## [RECORDS SUPPLIED]
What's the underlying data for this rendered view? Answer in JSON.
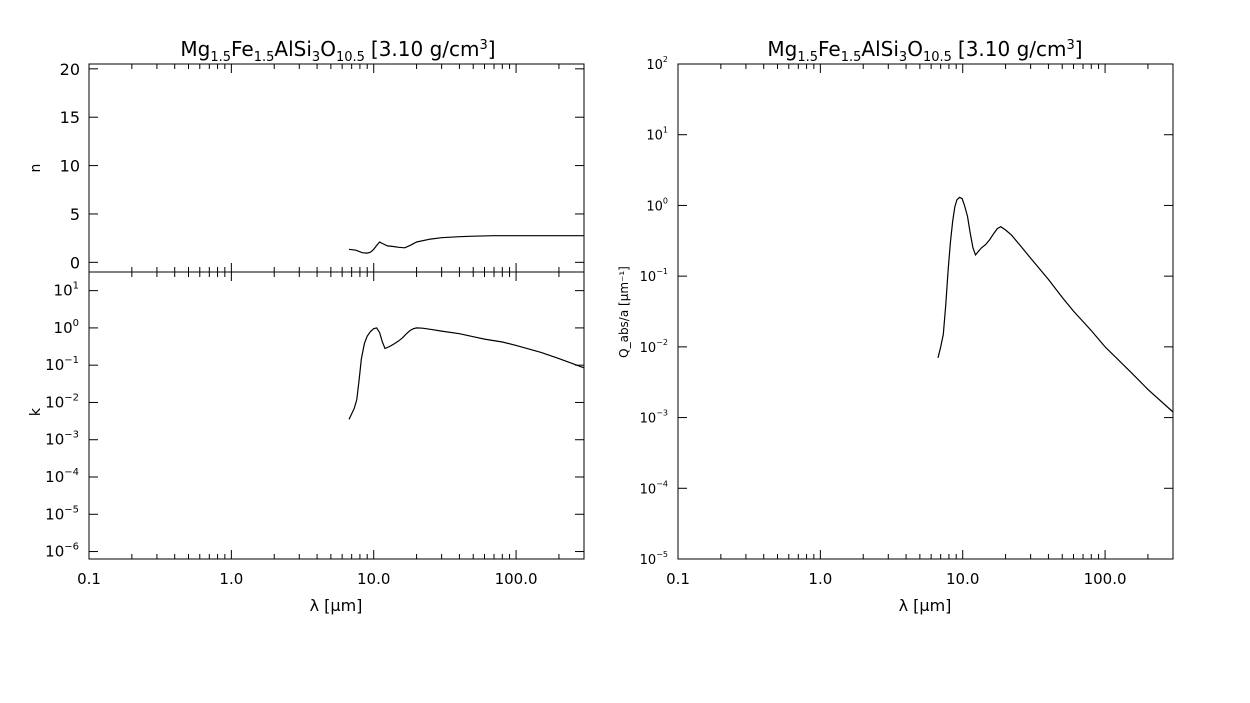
{
  "chart_data": [
    {
      "id": "n",
      "type": "line",
      "title": {
        "base": "Mg",
        "s1": "1.5",
        "fe": "Fe",
        "s2": "1.5",
        "alsi": "AlSi",
        "s3": "3",
        "o": "O",
        "s4": "10.5",
        "rest": "[3.10 g/cm",
        "sup": "3",
        "close": "]"
      },
      "xlabel": "",
      "ylabel": "n",
      "xscale": "log",
      "yscale": "linear",
      "xlim": [
        0.1,
        300
      ],
      "ylim": [
        -1,
        20.5
      ],
      "x_tick_values": [
        0.1,
        1,
        10,
        100
      ],
      "x_tick_labels": [
        "",
        "",
        "",
        ""
      ],
      "y_tick_values": [
        0,
        5,
        10,
        15,
        20
      ],
      "y_tick_labels": [
        "0",
        "5",
        "10",
        "15",
        "20"
      ],
      "series": [
        {
          "x": [
            6.7,
            7.5,
            8.3,
            9.0,
            9.5,
            10.0,
            10.5,
            11.0,
            11.5,
            12.5,
            13.5,
            15.0,
            16.5,
            18.0,
            20,
            25,
            30,
            40,
            50,
            70,
            100,
            150,
            200,
            300
          ],
          "y": [
            1.35,
            1.25,
            1.0,
            0.95,
            1.05,
            1.35,
            1.75,
            2.1,
            1.95,
            1.7,
            1.65,
            1.55,
            1.5,
            1.75,
            2.1,
            2.4,
            2.55,
            2.65,
            2.7,
            2.75,
            2.75,
            2.75,
            2.75,
            2.75
          ]
        }
      ]
    },
    {
      "id": "k",
      "type": "line",
      "title": "",
      "xlabel": "λ [μm]",
      "ylabel": "k",
      "xscale": "log",
      "yscale": "log",
      "xlim": [
        0.1,
        300
      ],
      "ylim_log10": [
        -6.2,
        1.5
      ],
      "x_tick_values": [
        0.1,
        1,
        10,
        100
      ],
      "x_tick_labels": [
        "0.1",
        "1.0",
        "10.0",
        "100.0"
      ],
      "y_tick_exponents": [
        -6,
        -5,
        -4,
        -3,
        -2,
        -1,
        0,
        1
      ],
      "series": [
        {
          "x": [
            6.7,
            7.0,
            7.3,
            7.6,
            7.9,
            8.2,
            8.6,
            9.0,
            9.5,
            10.0,
            10.5,
            11.0,
            11.5,
            12.0,
            13.0,
            14.0,
            15.0,
            16.0,
            17.0,
            18.0,
            19.0,
            20,
            22,
            25,
            30,
            40,
            50,
            60,
            80,
            100,
            150,
            200,
            300
          ],
          "y": [
            0.0035,
            0.005,
            0.007,
            0.012,
            0.04,
            0.15,
            0.38,
            0.6,
            0.8,
            0.95,
            1.0,
            0.75,
            0.42,
            0.28,
            0.32,
            0.38,
            0.45,
            0.55,
            0.7,
            0.85,
            0.95,
            1.0,
            0.98,
            0.92,
            0.82,
            0.7,
            0.58,
            0.5,
            0.42,
            0.34,
            0.22,
            0.15,
            0.085
          ]
        }
      ]
    },
    {
      "id": "qabs",
      "type": "line",
      "title": {
        "base": "Mg",
        "s1": "1.5",
        "fe": "Fe",
        "s2": "1.5",
        "alsi": "AlSi",
        "s3": "3",
        "o": "O",
        "s4": "10.5",
        "rest": "[3.10 g/cm",
        "sup": "3",
        "close": "]"
      },
      "xlabel": "λ [μm]",
      "ylabel": "Q_abs/a [μm⁻¹]",
      "xscale": "log",
      "yscale": "log",
      "xlim": [
        0.1,
        300
      ],
      "ylim_log10": [
        -5,
        2
      ],
      "x_tick_values": [
        0.1,
        1,
        10,
        100
      ],
      "x_tick_labels": [
        "0.1",
        "1.0",
        "10.0",
        "100.0"
      ],
      "y_tick_exponents": [
        -5,
        -4,
        -3,
        -2,
        -1,
        0,
        1,
        2
      ],
      "series": [
        {
          "x": [
            6.7,
            7.0,
            7.3,
            7.6,
            7.9,
            8.2,
            8.5,
            8.8,
            9.1,
            9.5,
            9.9,
            10.3,
            10.8,
            11.3,
            11.8,
            12.3,
            12.8,
            13.5,
            14.5,
            15.5,
            16.5,
            17.5,
            18.5,
            20,
            22,
            25,
            30,
            40,
            50,
            60,
            80,
            100,
            150,
            200,
            300
          ],
          "y": [
            0.007,
            0.01,
            0.015,
            0.04,
            0.12,
            0.3,
            0.6,
            0.95,
            1.2,
            1.3,
            1.25,
            1.0,
            0.7,
            0.4,
            0.25,
            0.2,
            0.22,
            0.25,
            0.28,
            0.33,
            0.4,
            0.47,
            0.5,
            0.45,
            0.38,
            0.28,
            0.18,
            0.09,
            0.05,
            0.032,
            0.017,
            0.01,
            0.0045,
            0.0025,
            0.0012
          ]
        }
      ]
    }
  ]
}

## [INSTRUCTION]
Word for word, quote the lines above. Omit the pictures.

## [SOLUTION TO THIS TASK]
What's the underlying data for this rendered view? Answer in JSON.
{
  "chart_data": [
    {
      "id": "n",
      "type": "line",
      "title": {
        "base": "Mg",
        "s1": "1.5",
        "fe": "Fe",
        "s2": "1.5",
        "alsi": "AlSi",
        "s3": "3",
        "o": "O",
        "s4": "10.5",
        "rest": "[3.10 g/cm",
        "sup": "3",
        "close": "]"
      },
      "xlabel": "",
      "ylabel": "n",
      "xscale": "log",
      "yscale": "linear",
      "xlim": [
        0.1,
        300
      ],
      "ylim": [
        -1,
        20.5
      ],
      "x_tick_values": [
        0.1,
        1,
        10,
        100
      ],
      "x_tick_labels": [
        "",
        "",
        "",
        ""
      ],
      "y_tick_values": [
        0,
        5,
        10,
        15,
        20
      ],
      "y_tick_labels": [
        "0",
        "5",
        "10",
        "15",
        "20"
      ],
      "series": [
        {
          "x": [
            6.7,
            7.5,
            8.3,
            9.0,
            9.5,
            10.0,
            10.5,
            11.0,
            11.5,
            12.5,
            13.5,
            15.0,
            16.5,
            18.0,
            20,
            25,
            30,
            40,
            50,
            70,
            100,
            150,
            200,
            300
          ],
          "y": [
            1.35,
            1.25,
            1.0,
            0.95,
            1.05,
            1.35,
            1.75,
            2.1,
            1.95,
            1.7,
            1.65,
            1.55,
            1.5,
            1.75,
            2.1,
            2.4,
            2.55,
            2.65,
            2.7,
            2.75,
            2.75,
            2.75,
            2.75,
            2.75
          ]
        }
      ]
    },
    {
      "id": "k",
      "type": "line",
      "title": "",
      "xlabel": "λ [μm]",
      "ylabel": "k",
      "xscale": "log",
      "yscale": "log",
      "xlim": [
        0.1,
        300
      ],
      "ylim_log10": [
        -6.2,
        1.5
      ],
      "x_tick_values": [
        0.1,
        1,
        10,
        100
      ],
      "x_tick_labels": [
        "0.1",
        "1.0",
        "10.0",
        "100.0"
      ],
      "y_tick_exponents": [
        -6,
        -5,
        -4,
        -3,
        -2,
        -1,
        0,
        1
      ],
      "series": [
        {
          "x": [
            6.7,
            7.0,
            7.3,
            7.6,
            7.9,
            8.2,
            8.6,
            9.0,
            9.5,
            10.0,
            10.5,
            11.0,
            11.5,
            12.0,
            13.0,
            14.0,
            15.0,
            16.0,
            17.0,
            18.0,
            19.0,
            20,
            22,
            25,
            30,
            40,
            50,
            60,
            80,
            100,
            150,
            200,
            300
          ],
          "y": [
            0.0035,
            0.005,
            0.007,
            0.012,
            0.04,
            0.15,
            0.38,
            0.6,
            0.8,
            0.95,
            1.0,
            0.75,
            0.42,
            0.28,
            0.32,
            0.38,
            0.45,
            0.55,
            0.7,
            0.85,
            0.95,
            1.0,
            0.98,
            0.92,
            0.82,
            0.7,
            0.58,
            0.5,
            0.42,
            0.34,
            0.22,
            0.15,
            0.085
          ]
        }
      ]
    },
    {
      "id": "qabs",
      "type": "line",
      "title": {
        "base": "Mg",
        "s1": "1.5",
        "fe": "Fe",
        "s2": "1.5",
        "alsi": "AlSi",
        "s3": "3",
        "o": "O",
        "s4": "10.5",
        "rest": "[3.10 g/cm",
        "sup": "3",
        "close": "]"
      },
      "xlabel": "λ [μm]",
      "ylabel": "Q_abs/a [μm⁻¹]",
      "xscale": "log",
      "yscale": "log",
      "xlim": [
        0.1,
        300
      ],
      "ylim_log10": [
        -5,
        2
      ],
      "x_tick_values": [
        0.1,
        1,
        10,
        100
      ],
      "x_tick_labels": [
        "0.1",
        "1.0",
        "10.0",
        "100.0"
      ],
      "y_tick_exponents": [
        -5,
        -4,
        -3,
        -2,
        -1,
        0,
        1,
        2
      ],
      "series": [
        {
          "x": [
            6.7,
            7.0,
            7.3,
            7.6,
            7.9,
            8.2,
            8.5,
            8.8,
            9.1,
            9.5,
            9.9,
            10.3,
            10.8,
            11.3,
            11.8,
            12.3,
            12.8,
            13.5,
            14.5,
            15.5,
            16.5,
            17.5,
            18.5,
            20,
            22,
            25,
            30,
            40,
            50,
            60,
            80,
            100,
            150,
            200,
            300
          ],
          "y": [
            0.007,
            0.01,
            0.015,
            0.04,
            0.12,
            0.3,
            0.6,
            0.95,
            1.2,
            1.3,
            1.25,
            1.0,
            0.7,
            0.4,
            0.25,
            0.2,
            0.22,
            0.25,
            0.28,
            0.33,
            0.4,
            0.47,
            0.5,
            0.45,
            0.38,
            0.28,
            0.18,
            0.09,
            0.05,
            0.032,
            0.017,
            0.01,
            0.0045,
            0.0025,
            0.0012
          ]
        }
      ]
    }
  ]
}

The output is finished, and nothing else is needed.